((
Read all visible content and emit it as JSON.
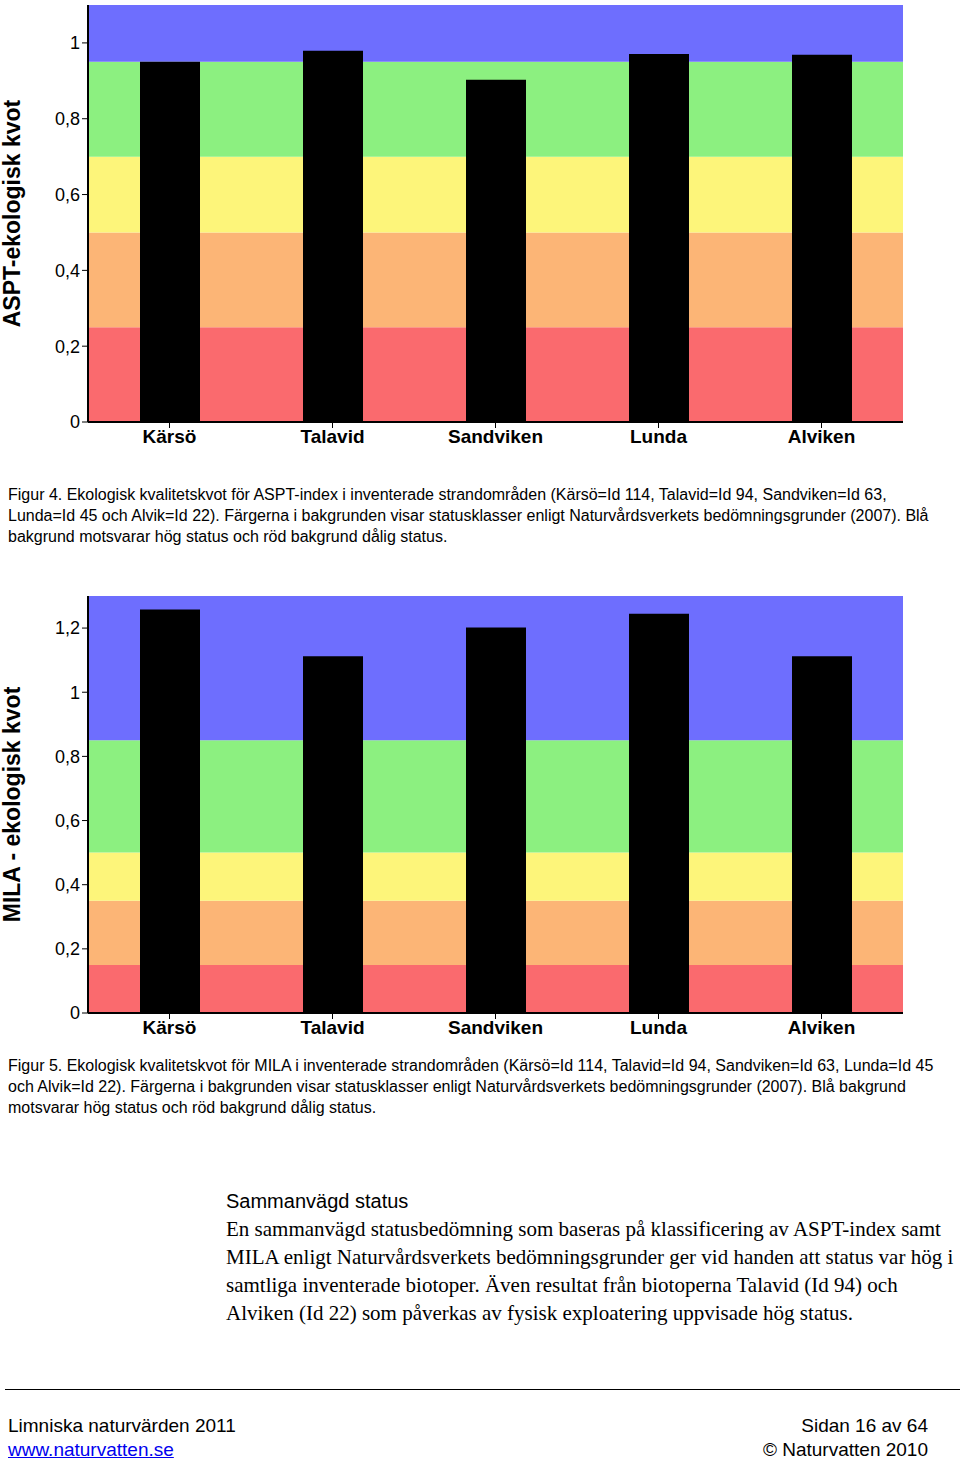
{
  "chart_data": [
    {
      "type": "bar",
      "ylabel": "ASPT-ekologisk kvot",
      "categories": [
        "Kärsö",
        "Talavid",
        "Sandviken",
        "Lunda",
        "Alviken"
      ],
      "values": [
        0.95,
        0.979,
        0.903,
        0.971,
        0.969
      ],
      "color": "#000000",
      "ylim": [
        0,
        1.1
      ],
      "yticks": [
        0,
        {
          "value": 0.2,
          "label": "0,2"
        },
        {
          "value": 0.4,
          "label": "0,4"
        },
        {
          "value": 0.6,
          "label": "0,6"
        },
        {
          "value": 0.8,
          "label": "0,8"
        },
        1
      ],
      "status_classes": [
        {
          "from": 0,
          "to": 0.25,
          "color": "#fa6a6e"
        },
        {
          "from": 0.25,
          "to": 0.5,
          "color": "#fcb576"
        },
        {
          "from": 0.5,
          "to": 0.7,
          "color": "#fdf57a"
        },
        {
          "from": 0.7,
          "to": 0.95,
          "color": "#8cf080"
        },
        {
          "from": 0.95,
          "to": 1.1,
          "color": "#6e6efe"
        }
      ],
      "caption": "Figur 4. Ekologisk kvalitetskvot för ASPT-index i inventerade strandområden (Kärsö=Id 114, Talavid=Id 94, Sandviken=Id 63, Lunda=Id 45 och Alvik=Id 22). Färgerna i bakgrunden visar statusklasser enligt Naturvårdsverkets bedömningsgrunder (2007). Blå bakgrund motsvarar hög status och röd bakgrund dålig status."
    },
    {
      "type": "bar",
      "ylabel": "MILA - ekologisk kvot",
      "categories": [
        "Kärsö",
        "Talavid",
        "Sandviken",
        "Lunda",
        "Alviken"
      ],
      "values": [
        1.258,
        1.112,
        1.202,
        1.245,
        1.112
      ],
      "color": "#000000",
      "ylim": [
        0,
        1.3
      ],
      "yticks": [
        0,
        {
          "value": 0.2,
          "label": "0,2"
        },
        {
          "value": 0.4,
          "label": "0,4"
        },
        {
          "value": 0.6,
          "label": "0,6"
        },
        {
          "value": 0.8,
          "label": "0,8"
        },
        1,
        {
          "value": 1.2,
          "label": "1,2"
        }
      ],
      "status_classes": [
        {
          "from": 0,
          "to": 0.15,
          "color": "#fa6a6e"
        },
        {
          "from": 0.15,
          "to": 0.35,
          "color": "#fcb576"
        },
        {
          "from": 0.35,
          "to": 0.5,
          "color": "#fdf57a"
        },
        {
          "from": 0.5,
          "to": 0.85,
          "color": "#8cf080"
        },
        {
          "from": 0.85,
          "to": 1.3,
          "color": "#6e6efe"
        }
      ],
      "caption": "Figur 5. Ekologisk kvalitetskvot för MILA i inventerade strandområden (Kärsö=Id 114, Talavid=Id 94, Sandviken=Id 63, Lunda=Id 45 och Alvik=Id 22). Färgerna i bakgrunden visar statusklasser enligt Naturvårdsverkets bedömningsgrunder (2007). Blå bakgrund motsvarar hög status och röd bakgrund dålig status."
    }
  ],
  "document": {
    "section": {
      "heading": "Sammanvägd status",
      "text": "En sammanvägd statusbedömning som baseras på klassificering av ASPT-index samt MILA enligt Naturvårdsverkets bedömningsgrunder ger vid handen att status var hög i samtliga inventerade biotoper. Även resultat från biotoperna Talavid (Id 94) och Alviken (Id 22) som påverkas av fysisk exploatering uppvisade hög status."
    },
    "footer": {
      "left": "Limniska naturvärden 2011",
      "right": "Sidan 16 av 64",
      "link": "www.naturvatten.se",
      "copyright": "© Naturvatten 2010"
    }
  }
}
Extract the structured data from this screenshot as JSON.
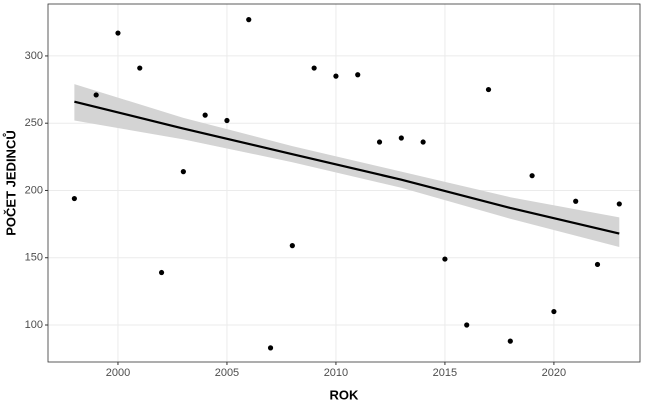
{
  "chart_data": {
    "type": "scatter",
    "x_label": "ROK",
    "y_label": "POČET JEDINCŮ",
    "x": [
      1998,
      1999,
      2000,
      2001,
      2002,
      2003,
      2004,
      2005,
      2006,
      2007,
      2008,
      2009,
      2010,
      2011,
      2012,
      2013,
      2014,
      2015,
      2016,
      2017,
      2018,
      2019,
      2020,
      2021,
      2022,
      2023
    ],
    "values": [
      194,
      271,
      317,
      291,
      139,
      214,
      256,
      252,
      327,
      83,
      159,
      291,
      285,
      286,
      236,
      239,
      236,
      149,
      100,
      275,
      88,
      211,
      110,
      192,
      145,
      190
    ],
    "color": "#000000",
    "fit": {
      "x": [
        1998,
        2003,
        2008,
        2013,
        2018,
        2023
      ],
      "values": [
        266,
        246,
        227,
        208,
        187,
        168
      ],
      "lower": [
        252,
        238,
        221,
        202,
        179,
        158
      ],
      "upper": [
        279,
        254,
        233,
        214,
        195,
        180
      ],
      "color": "#000000",
      "band_color": "#d4d4d4"
    },
    "xlim": [
      1996.79,
      2023.95
    ],
    "xticks": [
      2000,
      2005,
      2010,
      2015,
      2020
    ],
    "ylim": [
      72.5,
      338.6
    ],
    "yticks": [
      100,
      150,
      200,
      250,
      300
    ],
    "grid": true
  }
}
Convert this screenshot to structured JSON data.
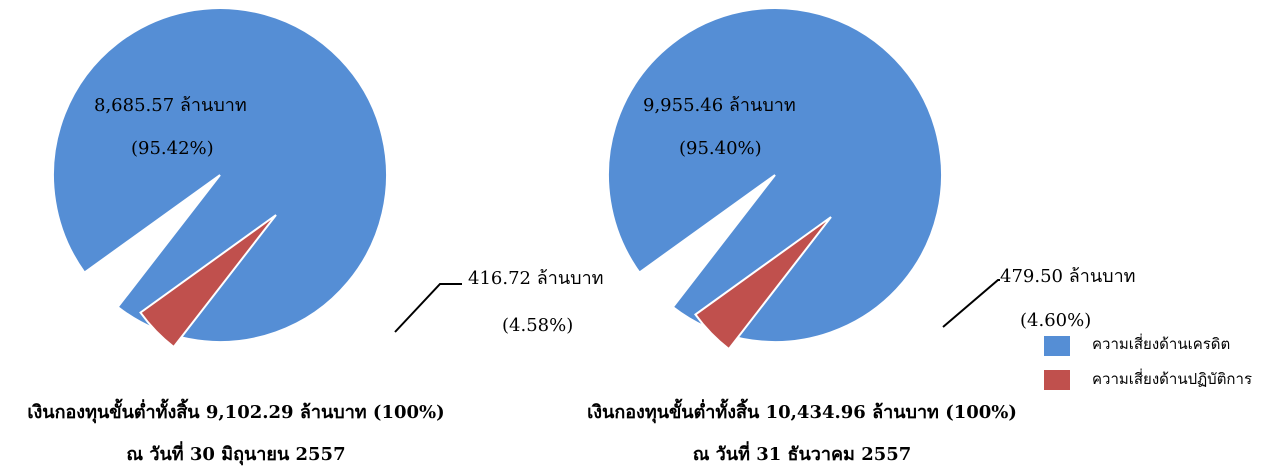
{
  "chart_data": [
    {
      "type": "pie",
      "slices": [
        {
          "name": "ความเสี่ยงด้านเครดิต",
          "value": 8685.57,
          "label": "8,685.57 ล้านบาท",
          "pct_label": "(95.42%)",
          "color": "#558ED5"
        },
        {
          "name": "ความเสี่ยงด้านปฏิบัติการ",
          "value": 416.72,
          "label": "416.72 ล้านบาท",
          "pct_label": "(4.58%)",
          "color": "#C0504D"
        }
      ],
      "caption": "เงินกองทุนขั้นต่ำทั้งสิ้น 9,102.29 ล้านบาท (100%)",
      "date": "ณ วันที่ 30 มิถุนายน 2557"
    },
    {
      "type": "pie",
      "slices": [
        {
          "name": "ความเสี่ยงด้านเครดิต",
          "value": 9955.46,
          "label": "9,955.46 ล้านบาท",
          "pct_label": "(95.40%)",
          "color": "#558ED5"
        },
        {
          "name": "ความเสี่ยงด้านปฏิบัติการ",
          "value": 479.5,
          "label": "479.50 ล้านบาท",
          "pct_label": "(4.60%)",
          "color": "#C0504D"
        }
      ],
      "caption": "เงินกองทุนขั้นต่ำทั้งสิ้น 10,434.96 ล้านบาท (100%)",
      "date": "ณ วันที่ 31 ธันวาคม 2557"
    }
  ],
  "legend": [
    {
      "label": "ความเสี่ยงด้านเครดิต",
      "color": "#558ED5"
    },
    {
      "label": "ความเสี่ยงด้านปฏิบัติการ",
      "color": "#C0504D"
    }
  ]
}
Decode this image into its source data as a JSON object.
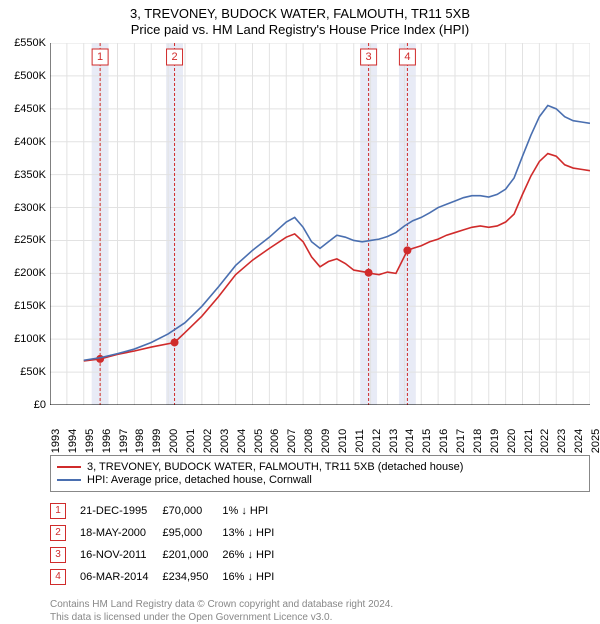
{
  "title_main": "3, TREVONEY, BUDOCK WATER, FALMOUTH, TR11 5XB",
  "title_sub": "Price paid vs. HM Land Registry's House Price Index (HPI)",
  "chart": {
    "type": "line",
    "background_color": "#ffffff",
    "grid_color": "#e2e2e2",
    "axis_color": "#000000",
    "label_fontsize": 11,
    "title_fontsize": 13,
    "x": {
      "min": 1993,
      "max": 2025,
      "tick_step": 1,
      "ticks": [
        1993,
        1994,
        1995,
        1996,
        1997,
        1998,
        1999,
        2000,
        2001,
        2002,
        2003,
        2004,
        2005,
        2006,
        2007,
        2008,
        2009,
        2010,
        2011,
        2012,
        2013,
        2014,
        2015,
        2016,
        2017,
        2018,
        2019,
        2020,
        2021,
        2022,
        2023,
        2024,
        2025
      ]
    },
    "y": {
      "min": 0,
      "max": 550000,
      "tick_step": 50000,
      "ticks": [
        0,
        50000,
        100000,
        150000,
        200000,
        250000,
        300000,
        350000,
        400000,
        450000,
        500000,
        550000
      ],
      "tick_labels": [
        "£0",
        "£50K",
        "£100K",
        "£150K",
        "£200K",
        "£250K",
        "£300K",
        "£350K",
        "£400K",
        "£450K",
        "£500K",
        "£550K"
      ]
    },
    "sale_bands": {
      "fill": "#e8ebf6",
      "dash_color": "#d02b2b",
      "box_stroke": "#d02b2b",
      "box_text": "#d02b2b",
      "items": [
        {
          "idx": "1",
          "x": 1995.97
        },
        {
          "idx": "2",
          "x": 2000.38
        },
        {
          "idx": "3",
          "x": 2011.88
        },
        {
          "idx": "4",
          "x": 2014.18
        }
      ]
    },
    "series": [
      {
        "name": "3, TREVONEY, BUDOCK WATER, FALMOUTH, TR11 5XB (detached house)",
        "color": "#d02b2b",
        "line_width": 1.6,
        "marker": "circle",
        "marker_size": 4,
        "marker_points": [
          [
            1995.97,
            70000
          ],
          [
            2000.38,
            95000
          ],
          [
            2011.88,
            201000
          ],
          [
            2014.18,
            234950
          ]
        ],
        "points": [
          [
            1995.0,
            67000
          ],
          [
            1995.97,
            70000
          ],
          [
            1997,
            77000
          ],
          [
            1998,
            82000
          ],
          [
            1999,
            88000
          ],
          [
            2000.38,
            95000
          ],
          [
            2001,
            110000
          ],
          [
            2002,
            135000
          ],
          [
            2003,
            165000
          ],
          [
            2004,
            198000
          ],
          [
            2005,
            220000
          ],
          [
            2006,
            238000
          ],
          [
            2007,
            255000
          ],
          [
            2007.5,
            260000
          ],
          [
            2008,
            248000
          ],
          [
            2008.5,
            225000
          ],
          [
            2009,
            210000
          ],
          [
            2009.5,
            218000
          ],
          [
            2010,
            222000
          ],
          [
            2010.5,
            215000
          ],
          [
            2011,
            205000
          ],
          [
            2011.88,
            201000
          ],
          [
            2012,
            200000
          ],
          [
            2012.5,
            198000
          ],
          [
            2013,
            202000
          ],
          [
            2013.5,
            200000
          ],
          [
            2014.18,
            234950
          ],
          [
            2014.5,
            238000
          ],
          [
            2015,
            242000
          ],
          [
            2015.5,
            248000
          ],
          [
            2016,
            252000
          ],
          [
            2016.5,
            258000
          ],
          [
            2017,
            262000
          ],
          [
            2017.5,
            266000
          ],
          [
            2018,
            270000
          ],
          [
            2018.5,
            272000
          ],
          [
            2019,
            270000
          ],
          [
            2019.5,
            272000
          ],
          [
            2020,
            278000
          ],
          [
            2020.5,
            290000
          ],
          [
            2021,
            320000
          ],
          [
            2021.5,
            348000
          ],
          [
            2022,
            370000
          ],
          [
            2022.5,
            382000
          ],
          [
            2023,
            378000
          ],
          [
            2023.5,
            365000
          ],
          [
            2024,
            360000
          ],
          [
            2024.5,
            358000
          ],
          [
            2025,
            356000
          ]
        ]
      },
      {
        "name": "HPI: Average price, detached house, Cornwall",
        "color": "#4a6fb0",
        "line_width": 1.4,
        "points": [
          [
            1995,
            68000
          ],
          [
            1996,
            72000
          ],
          [
            1997,
            78000
          ],
          [
            1998,
            85000
          ],
          [
            1999,
            95000
          ],
          [
            2000,
            108000
          ],
          [
            2001,
            125000
          ],
          [
            2002,
            150000
          ],
          [
            2003,
            180000
          ],
          [
            2004,
            212000
          ],
          [
            2005,
            235000
          ],
          [
            2006,
            255000
          ],
          [
            2007,
            278000
          ],
          [
            2007.5,
            285000
          ],
          [
            2008,
            270000
          ],
          [
            2008.5,
            248000
          ],
          [
            2009,
            238000
          ],
          [
            2009.5,
            248000
          ],
          [
            2010,
            258000
          ],
          [
            2010.5,
            255000
          ],
          [
            2011,
            250000
          ],
          [
            2011.5,
            248000
          ],
          [
            2012,
            250000
          ],
          [
            2012.5,
            252000
          ],
          [
            2013,
            256000
          ],
          [
            2013.5,
            262000
          ],
          [
            2014,
            272000
          ],
          [
            2014.5,
            280000
          ],
          [
            2015,
            285000
          ],
          [
            2015.5,
            292000
          ],
          [
            2016,
            300000
          ],
          [
            2016.5,
            305000
          ],
          [
            2017,
            310000
          ],
          [
            2017.5,
            315000
          ],
          [
            2018,
            318000
          ],
          [
            2018.5,
            318000
          ],
          [
            2019,
            316000
          ],
          [
            2019.5,
            320000
          ],
          [
            2020,
            328000
          ],
          [
            2020.5,
            345000
          ],
          [
            2021,
            378000
          ],
          [
            2021.5,
            410000
          ],
          [
            2022,
            438000
          ],
          [
            2022.5,
            455000
          ],
          [
            2023,
            450000
          ],
          [
            2023.5,
            438000
          ],
          [
            2024,
            432000
          ],
          [
            2024.5,
            430000
          ],
          [
            2025,
            428000
          ]
        ]
      }
    ]
  },
  "legend": [
    {
      "color": "#d02b2b",
      "label": "3, TREVONEY, BUDOCK WATER, FALMOUTH, TR11 5XB (detached house)"
    },
    {
      "color": "#4a6fb0",
      "label": "HPI: Average price, detached house, Cornwall"
    }
  ],
  "sales_table": {
    "box_color": "#d02b2b",
    "rows": [
      {
        "idx": "1",
        "date": "21-DEC-1995",
        "price": "£70,000",
        "delta": "1% ↓ HPI"
      },
      {
        "idx": "2",
        "date": "18-MAY-2000",
        "price": "£95,000",
        "delta": "13% ↓ HPI"
      },
      {
        "idx": "3",
        "date": "16-NOV-2011",
        "price": "£201,000",
        "delta": "26% ↓ HPI"
      },
      {
        "idx": "4",
        "date": "06-MAR-2014",
        "price": "£234,950",
        "delta": "16% ↓ HPI"
      }
    ]
  },
  "footer": {
    "line1": "Contains HM Land Registry data © Crown copyright and database right 2024.",
    "line2": "This data is licensed under the Open Government Licence v3.0."
  }
}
))
#### Aim of the task
Check each line of the entries for the string "Cornwall". Copy the lines that have it.

#### Solution to the exercise
        "name": "HPI: Average price, detached house, Cornwall",
      "label": "HPI: Average price, detached house, Cornwall"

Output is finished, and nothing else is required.